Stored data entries
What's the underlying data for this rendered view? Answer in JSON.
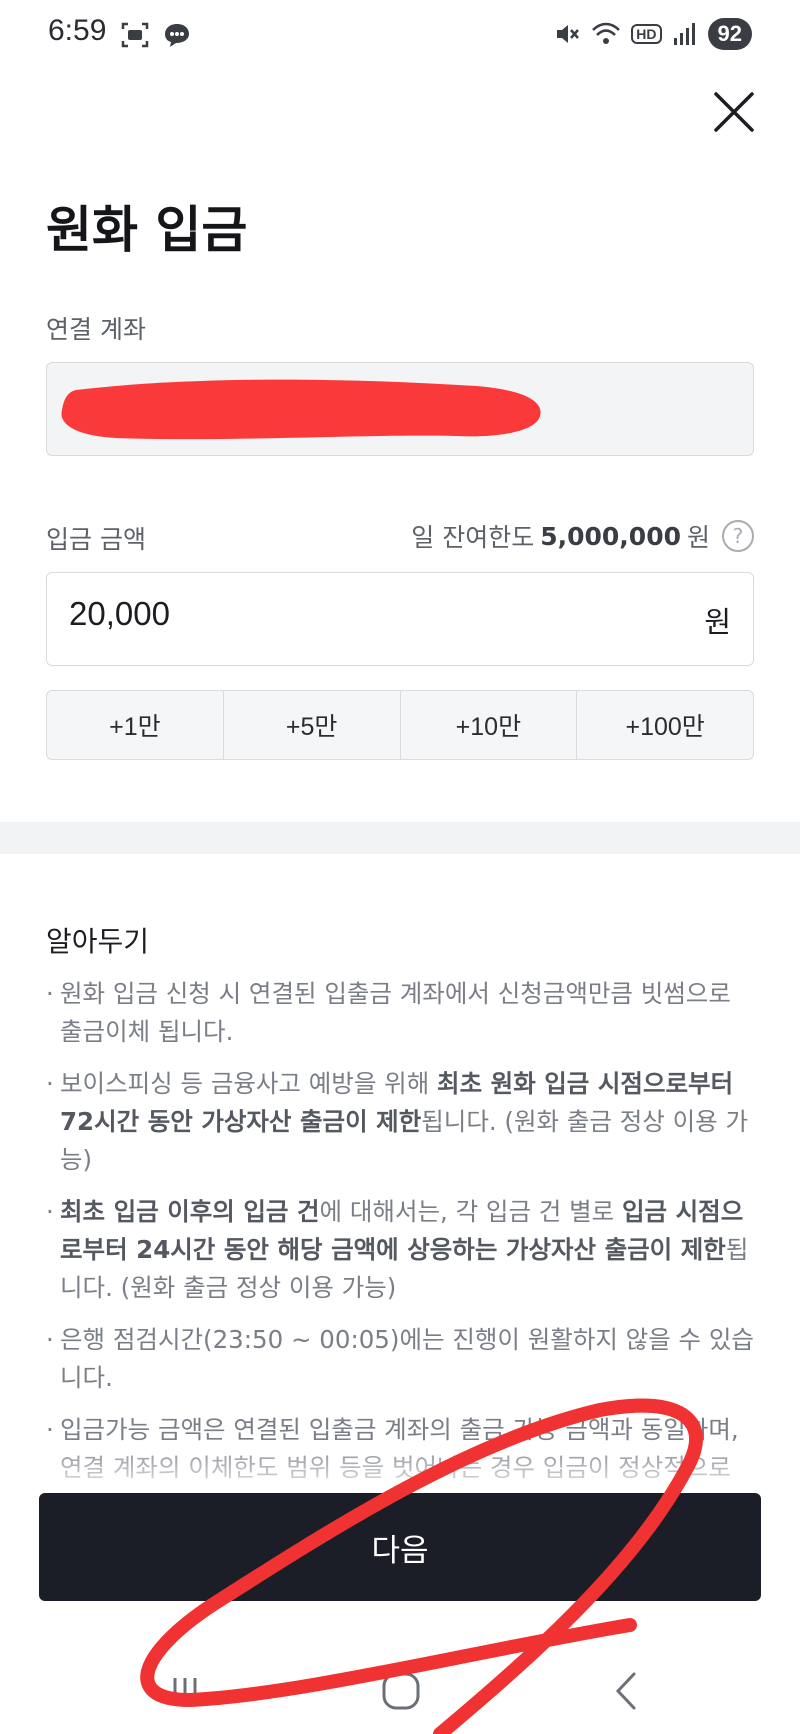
{
  "status_bar": {
    "time": "6:59",
    "battery": "92",
    "hd_label": "HD"
  },
  "page": {
    "title": "원화 입금",
    "close_icon": "close-icon"
  },
  "account": {
    "label": "연결 계좌",
    "value_redacted": true
  },
  "amount": {
    "label": "입금 금액",
    "limit_prefix": "일 잔여한도",
    "limit_value": "5,000,000",
    "limit_unit": "원",
    "help_symbol": "?",
    "value": "20,000",
    "unit": "원"
  },
  "quick_add": [
    {
      "label": "+1만"
    },
    {
      "label": "+5만"
    },
    {
      "label": "+10만"
    },
    {
      "label": "+100만"
    }
  ],
  "notice": {
    "title": "알아두기",
    "items": [
      {
        "parts": [
          {
            "text": "원화 입금 신청 시 연결된 입출금 계좌에서 신청금액만큼 빗썸으로 출금이체 됩니다.",
            "bold": false
          }
        ]
      },
      {
        "parts": [
          {
            "text": "보이스피싱 등 금융사고 예방을 위해 ",
            "bold": false
          },
          {
            "text": "최초 원화 입금 시점으로부터 72시간 동안 가상자산 출금이 제한",
            "bold": true
          },
          {
            "text": "됩니다. (원화 출금 정상 이용 가능)",
            "bold": false
          }
        ]
      },
      {
        "parts": [
          {
            "text": "최초 입금 이후의 입금 건",
            "bold": true
          },
          {
            "text": "에 대해서는, 각 입금 건 별로 ",
            "bold": false
          },
          {
            "text": "입금 시점으로부터 24시간 동안 해당 금액에 상응하는 가상자산 출금이 제한",
            "bold": true
          },
          {
            "text": "됩니다. (원화 출금 정상 이용 가능)",
            "bold": false
          }
        ]
      },
      {
        "parts": [
          {
            "text": "은행 점검시간(23:50 ~ 00:05)에는 진행이 원활하지 않을 수 있습니다.",
            "bold": false
          }
        ]
      },
      {
        "parts": [
          {
            "text": "입금가능 금액은 연결된 입출금 계좌의 출금 가능 금액과 동일하며, 연결 계좌의 이체한도 범위 등을 벗어나는 경우 입금이 정상적으로 진행되지 않을 수 있습니다.",
            "bold": false
          }
        ]
      }
    ]
  },
  "next_button": {
    "label": "다음"
  },
  "colors": {
    "primary_button": "#1b1d27",
    "annotation_red": "#f03232",
    "muted_text": "#7a7e86"
  }
}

* **The request**
Omit the pictures and give the material again, exactly and in full.

* **Solution**
What's the underlying data for this rendered view? Answer in JSON.
{
  "status_bar": {
    "time": "6:59",
    "battery": "92",
    "hd_label": "HD"
  },
  "page": {
    "title": "원화 입금",
    "close_icon": "close-icon"
  },
  "account": {
    "label": "연결 계좌",
    "value_redacted": true
  },
  "amount": {
    "label": "입금 금액",
    "limit_prefix": "일 잔여한도",
    "limit_value": "5,000,000",
    "limit_unit": "원",
    "help_symbol": "?",
    "value": "20,000",
    "unit": "원"
  },
  "quick_add": [
    {
      "label": "+1만"
    },
    {
      "label": "+5만"
    },
    {
      "label": "+10만"
    },
    {
      "label": "+100만"
    }
  ],
  "notice": {
    "title": "알아두기",
    "items": [
      {
        "parts": [
          {
            "text": "원화 입금 신청 시 연결된 입출금 계좌에서 신청금액만큼 빗썸으로 출금이체 됩니다.",
            "bold": false
          }
        ]
      },
      {
        "parts": [
          {
            "text": "보이스피싱 등 금융사고 예방을 위해 ",
            "bold": false
          },
          {
            "text": "최초 원화 입금 시점으로부터 72시간 동안 가상자산 출금이 제한",
            "bold": true
          },
          {
            "text": "됩니다. (원화 출금 정상 이용 가능)",
            "bold": false
          }
        ]
      },
      {
        "parts": [
          {
            "text": "최초 입금 이후의 입금 건",
            "bold": true
          },
          {
            "text": "에 대해서는, 각 입금 건 별로 ",
            "bold": false
          },
          {
            "text": "입금 시점으로부터 24시간 동안 해당 금액에 상응하는 가상자산 출금이 제한",
            "bold": true
          },
          {
            "text": "됩니다. (원화 출금 정상 이용 가능)",
            "bold": false
          }
        ]
      },
      {
        "parts": [
          {
            "text": "은행 점검시간(23:50 ~ 00:05)에는 진행이 원활하지 않을 수 있습니다.",
            "bold": false
          }
        ]
      },
      {
        "parts": [
          {
            "text": "입금가능 금액은 연결된 입출금 계좌의 출금 가능 금액과 동일하며, 연결 계좌의 이체한도 범위 등을 벗어나는 경우 입금이 정상적으로 진행되지 않을 수 있습니다.",
            "bold": false
          }
        ]
      }
    ]
  },
  "next_button": {
    "label": "다음"
  },
  "colors": {
    "primary_button": "#1b1d27",
    "annotation_red": "#f03232",
    "muted_text": "#7a7e86"
  }
}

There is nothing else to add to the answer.